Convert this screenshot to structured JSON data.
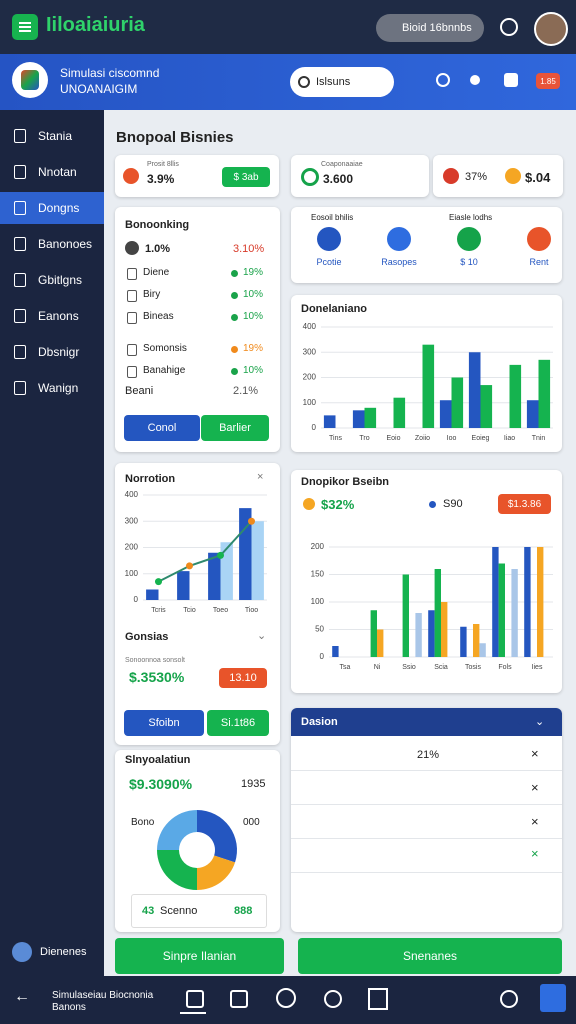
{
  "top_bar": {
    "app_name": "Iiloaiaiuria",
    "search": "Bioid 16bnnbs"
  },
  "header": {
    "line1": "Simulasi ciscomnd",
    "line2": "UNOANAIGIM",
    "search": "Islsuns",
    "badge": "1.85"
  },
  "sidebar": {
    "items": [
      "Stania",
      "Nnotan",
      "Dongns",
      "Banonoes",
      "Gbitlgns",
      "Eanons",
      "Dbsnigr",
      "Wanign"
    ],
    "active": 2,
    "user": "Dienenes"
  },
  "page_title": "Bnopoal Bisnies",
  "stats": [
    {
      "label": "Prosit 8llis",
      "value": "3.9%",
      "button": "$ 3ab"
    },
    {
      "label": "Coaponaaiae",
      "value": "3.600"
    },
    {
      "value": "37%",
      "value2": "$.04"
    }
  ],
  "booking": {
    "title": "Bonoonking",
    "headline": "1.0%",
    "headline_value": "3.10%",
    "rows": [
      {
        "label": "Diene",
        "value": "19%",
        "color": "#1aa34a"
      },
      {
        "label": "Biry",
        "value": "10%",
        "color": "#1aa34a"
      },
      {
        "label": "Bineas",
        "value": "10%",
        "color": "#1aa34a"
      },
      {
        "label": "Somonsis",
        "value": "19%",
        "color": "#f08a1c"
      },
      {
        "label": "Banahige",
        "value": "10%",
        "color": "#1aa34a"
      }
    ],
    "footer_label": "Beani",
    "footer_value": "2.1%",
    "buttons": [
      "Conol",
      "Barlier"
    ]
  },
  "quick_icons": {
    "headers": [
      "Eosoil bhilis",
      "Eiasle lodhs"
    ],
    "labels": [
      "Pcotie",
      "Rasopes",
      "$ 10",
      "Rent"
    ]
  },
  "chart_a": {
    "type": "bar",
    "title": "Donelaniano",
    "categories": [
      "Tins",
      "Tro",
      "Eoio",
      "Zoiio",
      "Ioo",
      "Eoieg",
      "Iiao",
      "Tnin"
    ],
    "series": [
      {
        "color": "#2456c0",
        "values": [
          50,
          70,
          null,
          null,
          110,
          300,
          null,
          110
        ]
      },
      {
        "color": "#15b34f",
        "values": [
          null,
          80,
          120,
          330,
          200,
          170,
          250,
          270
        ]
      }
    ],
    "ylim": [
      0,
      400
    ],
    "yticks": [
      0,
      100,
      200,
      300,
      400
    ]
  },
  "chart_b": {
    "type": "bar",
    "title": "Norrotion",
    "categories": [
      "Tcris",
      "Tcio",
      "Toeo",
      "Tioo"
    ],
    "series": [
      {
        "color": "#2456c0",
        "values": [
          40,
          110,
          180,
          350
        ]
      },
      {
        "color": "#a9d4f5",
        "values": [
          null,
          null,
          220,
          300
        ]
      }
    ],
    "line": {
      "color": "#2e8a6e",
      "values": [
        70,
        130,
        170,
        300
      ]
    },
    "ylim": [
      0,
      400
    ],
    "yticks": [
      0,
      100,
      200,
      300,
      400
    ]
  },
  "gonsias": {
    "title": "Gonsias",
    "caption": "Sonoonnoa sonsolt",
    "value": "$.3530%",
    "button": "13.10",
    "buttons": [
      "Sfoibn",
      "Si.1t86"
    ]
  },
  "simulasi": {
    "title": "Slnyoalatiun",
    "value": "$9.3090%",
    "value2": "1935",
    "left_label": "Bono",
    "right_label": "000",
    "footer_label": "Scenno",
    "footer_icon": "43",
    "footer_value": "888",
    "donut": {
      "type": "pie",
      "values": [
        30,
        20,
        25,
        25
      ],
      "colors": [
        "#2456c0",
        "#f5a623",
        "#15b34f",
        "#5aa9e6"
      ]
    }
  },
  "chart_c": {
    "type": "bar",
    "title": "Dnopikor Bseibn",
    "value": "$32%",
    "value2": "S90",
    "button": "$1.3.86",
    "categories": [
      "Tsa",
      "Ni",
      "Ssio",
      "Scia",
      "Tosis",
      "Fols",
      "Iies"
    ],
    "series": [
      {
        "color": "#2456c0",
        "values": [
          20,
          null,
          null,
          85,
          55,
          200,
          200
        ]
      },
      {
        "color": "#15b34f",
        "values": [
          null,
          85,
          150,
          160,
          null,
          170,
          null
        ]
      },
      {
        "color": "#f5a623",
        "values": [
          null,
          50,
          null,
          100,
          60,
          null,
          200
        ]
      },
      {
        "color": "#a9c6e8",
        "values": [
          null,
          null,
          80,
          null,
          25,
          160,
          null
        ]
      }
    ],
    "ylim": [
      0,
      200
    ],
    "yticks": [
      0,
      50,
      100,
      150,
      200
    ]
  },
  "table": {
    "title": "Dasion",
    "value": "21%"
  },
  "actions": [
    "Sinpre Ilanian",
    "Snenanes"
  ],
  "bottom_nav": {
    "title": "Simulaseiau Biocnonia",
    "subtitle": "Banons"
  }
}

PROBLEM TO WORK ON:
Make an exact copy of the records above, with the pictures left out.

ANSWER TO THIS PROBLEM:
Convert this screenshot to structured JSON data.
{
  "top_bar": {
    "app_name": "Iiloaiaiuria",
    "search": "Bioid 16bnnbs"
  },
  "header": {
    "line1": "Simulasi ciscomnd",
    "line2": "UNOANAIGIM",
    "search": "Islsuns",
    "badge": "1.85"
  },
  "sidebar": {
    "items": [
      "Stania",
      "Nnotan",
      "Dongns",
      "Banonoes",
      "Gbitlgns",
      "Eanons",
      "Dbsnigr",
      "Wanign"
    ],
    "active": 2,
    "user": "Dienenes"
  },
  "page_title": "Bnopoal Bisnies",
  "stats": [
    {
      "label": "Prosit 8llis",
      "value": "3.9%",
      "button": "$ 3ab"
    },
    {
      "label": "Coaponaaiae",
      "value": "3.600"
    },
    {
      "value": "37%",
      "value2": "$.04"
    }
  ],
  "booking": {
    "title": "Bonoonking",
    "headline": "1.0%",
    "headline_value": "3.10%",
    "rows": [
      {
        "label": "Diene",
        "value": "19%",
        "color": "#1aa34a"
      },
      {
        "label": "Biry",
        "value": "10%",
        "color": "#1aa34a"
      },
      {
        "label": "Bineas",
        "value": "10%",
        "color": "#1aa34a"
      },
      {
        "label": "Somonsis",
        "value": "19%",
        "color": "#f08a1c"
      },
      {
        "label": "Banahige",
        "value": "10%",
        "color": "#1aa34a"
      }
    ],
    "footer_label": "Beani",
    "footer_value": "2.1%",
    "buttons": [
      "Conol",
      "Barlier"
    ]
  },
  "quick_icons": {
    "headers": [
      "Eosoil bhilis",
      "Eiasle lodhs"
    ],
    "labels": [
      "Pcotie",
      "Rasopes",
      "$ 10",
      "Rent"
    ]
  },
  "chart_a": {
    "type": "bar",
    "title": "Donelaniano",
    "categories": [
      "Tins",
      "Tro",
      "Eoio",
      "Zoiio",
      "Ioo",
      "Eoieg",
      "Iiao",
      "Tnin"
    ],
    "series": [
      {
        "color": "#2456c0",
        "values": [
          50,
          70,
          null,
          null,
          110,
          300,
          null,
          110
        ]
      },
      {
        "color": "#15b34f",
        "values": [
          null,
          80,
          120,
          330,
          200,
          170,
          250,
          270
        ]
      }
    ],
    "ylim": [
      0,
      400
    ],
    "yticks": [
      0,
      100,
      200,
      300,
      400
    ]
  },
  "chart_b": {
    "type": "bar",
    "title": "Norrotion",
    "categories": [
      "Tcris",
      "Tcio",
      "Toeo",
      "Tioo"
    ],
    "series": [
      {
        "color": "#2456c0",
        "values": [
          40,
          110,
          180,
          350
        ]
      },
      {
        "color": "#a9d4f5",
        "values": [
          null,
          null,
          220,
          300
        ]
      }
    ],
    "line": {
      "color": "#2e8a6e",
      "values": [
        70,
        130,
        170,
        300
      ]
    },
    "ylim": [
      0,
      400
    ],
    "yticks": [
      0,
      100,
      200,
      300,
      400
    ]
  },
  "gonsias": {
    "title": "Gonsias",
    "caption": "Sonoonnoa sonsolt",
    "value": "$.3530%",
    "button": "13.10",
    "buttons": [
      "Sfoibn",
      "Si.1t86"
    ]
  },
  "simulasi": {
    "title": "Slnyoalatiun",
    "value": "$9.3090%",
    "value2": "1935",
    "left_label": "Bono",
    "right_label": "000",
    "footer_label": "Scenno",
    "footer_icon": "43",
    "footer_value": "888",
    "donut": {
      "type": "pie",
      "values": [
        30,
        20,
        25,
        25
      ],
      "colors": [
        "#2456c0",
        "#f5a623",
        "#15b34f",
        "#5aa9e6"
      ]
    }
  },
  "chart_c": {
    "type": "bar",
    "title": "Dnopikor Bseibn",
    "value": "$32%",
    "value2": "S90",
    "button": "$1.3.86",
    "categories": [
      "Tsa",
      "Ni",
      "Ssio",
      "Scia",
      "Tosis",
      "Fols",
      "Iies"
    ],
    "series": [
      {
        "color": "#2456c0",
        "values": [
          20,
          null,
          null,
          85,
          55,
          200,
          200
        ]
      },
      {
        "color": "#15b34f",
        "values": [
          null,
          85,
          150,
          160,
          null,
          170,
          null
        ]
      },
      {
        "color": "#f5a623",
        "values": [
          null,
          50,
          null,
          100,
          60,
          null,
          200
        ]
      },
      {
        "color": "#a9c6e8",
        "values": [
          null,
          null,
          80,
          null,
          25,
          160,
          null
        ]
      }
    ],
    "ylim": [
      0,
      200
    ],
    "yticks": [
      0,
      50,
      100,
      150,
      200
    ]
  },
  "table": {
    "title": "Dasion",
    "value": "21%"
  },
  "actions": [
    "Sinpre Ilanian",
    "Snenanes"
  ],
  "bottom_nav": {
    "title": "Simulaseiau Biocnonia",
    "subtitle": "Banons"
  }
}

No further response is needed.